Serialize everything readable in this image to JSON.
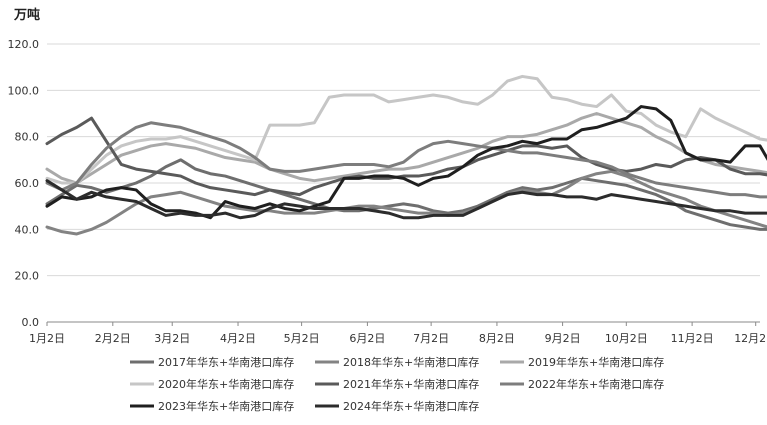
{
  "chart_data": {
    "type": "line",
    "title": "",
    "ylabel": "万吨",
    "xlabel": "",
    "ylim": [
      0,
      120
    ],
    "yticks": [
      "0.0",
      "20.0",
      "40.0",
      "60.0",
      "80.0",
      "100.0",
      "120.0"
    ],
    "xlim": [
      0,
      48
    ],
    "x_ticks": [
      {
        "label": "1月2日",
        "week": 0
      },
      {
        "label": "2月2日",
        "week": 4.43
      },
      {
        "label": "3月2日",
        "week": 8.43
      },
      {
        "label": "4月2日",
        "week": 12.86
      },
      {
        "label": "5月2日",
        "week": 17.14
      },
      {
        "label": "6月2日",
        "week": 21.57
      },
      {
        "label": "7月2日",
        "week": 25.86
      },
      {
        "label": "8月2日",
        "week": 30.29
      },
      {
        "label": "9月2日",
        "week": 34.71
      },
      {
        "label": "10月2日",
        "week": 39.0
      },
      {
        "label": "11月2日",
        "week": 43.43
      },
      {
        "label": "12月2日",
        "week": 47.71
      }
    ],
    "grid": true,
    "legend_position": "bottom",
    "series": [
      {
        "name": "2017年华东+华南港口库存",
        "color": "#6e6e6e",
        "values": [
          51,
          55,
          59,
          58,
          56,
          58,
          60,
          63,
          67,
          70,
          66,
          64,
          63,
          61,
          59,
          57,
          55,
          53,
          51,
          49,
          48,
          48,
          49,
          50,
          51,
          50,
          48,
          47,
          48,
          50,
          53,
          56,
          58,
          57,
          58,
          60,
          62,
          61,
          60,
          59,
          57,
          55,
          52,
          48,
          46,
          44,
          42,
          41,
          40,
          40
        ]
      },
      {
        "name": "2018年华东+华南港口库存",
        "color": "#838383",
        "values": [
          41,
          39,
          38,
          40,
          43,
          47,
          51,
          54,
          55,
          56,
          54,
          52,
          50,
          49,
          48,
          48,
          47,
          47,
          47,
          48,
          49,
          50,
          50,
          49,
          48,
          47,
          47,
          46,
          47,
          49,
          52,
          55,
          57,
          56,
          55,
          58,
          62,
          64,
          65,
          63,
          60,
          57,
          55,
          53,
          50,
          48,
          46,
          44,
          42,
          40
        ]
      },
      {
        "name": "2019年华东+华南港口库存",
        "color": "#a9a9a9",
        "values": [
          66,
          62,
          60,
          64,
          68,
          72,
          74,
          76,
          77,
          76,
          75,
          73,
          71,
          70,
          69,
          66,
          64,
          62,
          61,
          62,
          63,
          64,
          65,
          66,
          66,
          67,
          69,
          71,
          73,
          75,
          78,
          80,
          80,
          81,
          83,
          85,
          88,
          90,
          88,
          86,
          84,
          80,
          77,
          73,
          70,
          68,
          67,
          66,
          65,
          64
        ]
      },
      {
        "name": "2020年华东+华南港口库存",
        "color": "#c6c6c6",
        "values": [
          62,
          60,
          60,
          66,
          72,
          76,
          78,
          79,
          79,
          80,
          78,
          76,
          74,
          72,
          70,
          85,
          85,
          85,
          86,
          97,
          98,
          98,
          98,
          95,
          96,
          97,
          98,
          97,
          95,
          94,
          98,
          104,
          106,
          105,
          97,
          96,
          94,
          93,
          98,
          91,
          90,
          85,
          82,
          80,
          92,
          88,
          85,
          82,
          79,
          78
        ]
      },
      {
        "name": "2021年华东+华南港口库存",
        "color": "#5a5a5a",
        "values": [
          77,
          81,
          84,
          88,
          78,
          68,
          66,
          65,
          64,
          63,
          60,
          58,
          57,
          56,
          55,
          57,
          56,
          55,
          58,
          60,
          62,
          63,
          62,
          62,
          63,
          63,
          64,
          66,
          67,
          70,
          72,
          74,
          76,
          76,
          75,
          76,
          71,
          68,
          66,
          65,
          66,
          68,
          67,
          70,
          71,
          70,
          66,
          64,
          64,
          63
        ]
      },
      {
        "name": "2022年华东+华南港口库存",
        "color": "#7d7d7d",
        "values": [
          60,
          57,
          60,
          68,
          75,
          80,
          84,
          86,
          85,
          84,
          82,
          80,
          78,
          75,
          71,
          66,
          65,
          65,
          66,
          67,
          68,
          68,
          68,
          67,
          69,
          74,
          77,
          78,
          77,
          76,
          75,
          74,
          73,
          73,
          72,
          71,
          70,
          69,
          67,
          64,
          62,
          60,
          59,
          58,
          57,
          56,
          55,
          55,
          54,
          54
        ]
      },
      {
        "name": "2023年华东+华南港口库存",
        "color": "#1f1f1f",
        "values": [
          50,
          54,
          53,
          54,
          57,
          58,
          57,
          51,
          48,
          48,
          47,
          45,
          52,
          50,
          49,
          51,
          49,
          48,
          50,
          52,
          62,
          62,
          63,
          63,
          62,
          59,
          62,
          63,
          67,
          72,
          75,
          76,
          78,
          77,
          79,
          79,
          83,
          84,
          86,
          88,
          93,
          92,
          87,
          73,
          70,
          70,
          69,
          76,
          76,
          65
        ]
      },
      {
        "name": "2024年华东+华南港口库存",
        "color": "#2c2c2c",
        "values": [
          61,
          57,
          53,
          56,
          54,
          53,
          52,
          49,
          46,
          47,
          46,
          46,
          47,
          45,
          46,
          49,
          51,
          50,
          49,
          49,
          49,
          49,
          48,
          47,
          45,
          45,
          46,
          46,
          46,
          49,
          52,
          55,
          56,
          55,
          55,
          54,
          54,
          53,
          55,
          54,
          53,
          52,
          51,
          50,
          49,
          48,
          48,
          47,
          47,
          47
        ]
      }
    ]
  }
}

◆ Exercise description ◆
Locate the word "color" in the records above, and return each line that has it.

◆ Correct output ◆
        "color": "#6e6e6e",
        "color": "#838383",
        "color": "#a9a9a9",
        "color": "#c6c6c6",
        "color": "#5a5a5a",
        "color": "#7d7d7d",
        "color": "#1f1f1f",
        "color": "#2c2c2c",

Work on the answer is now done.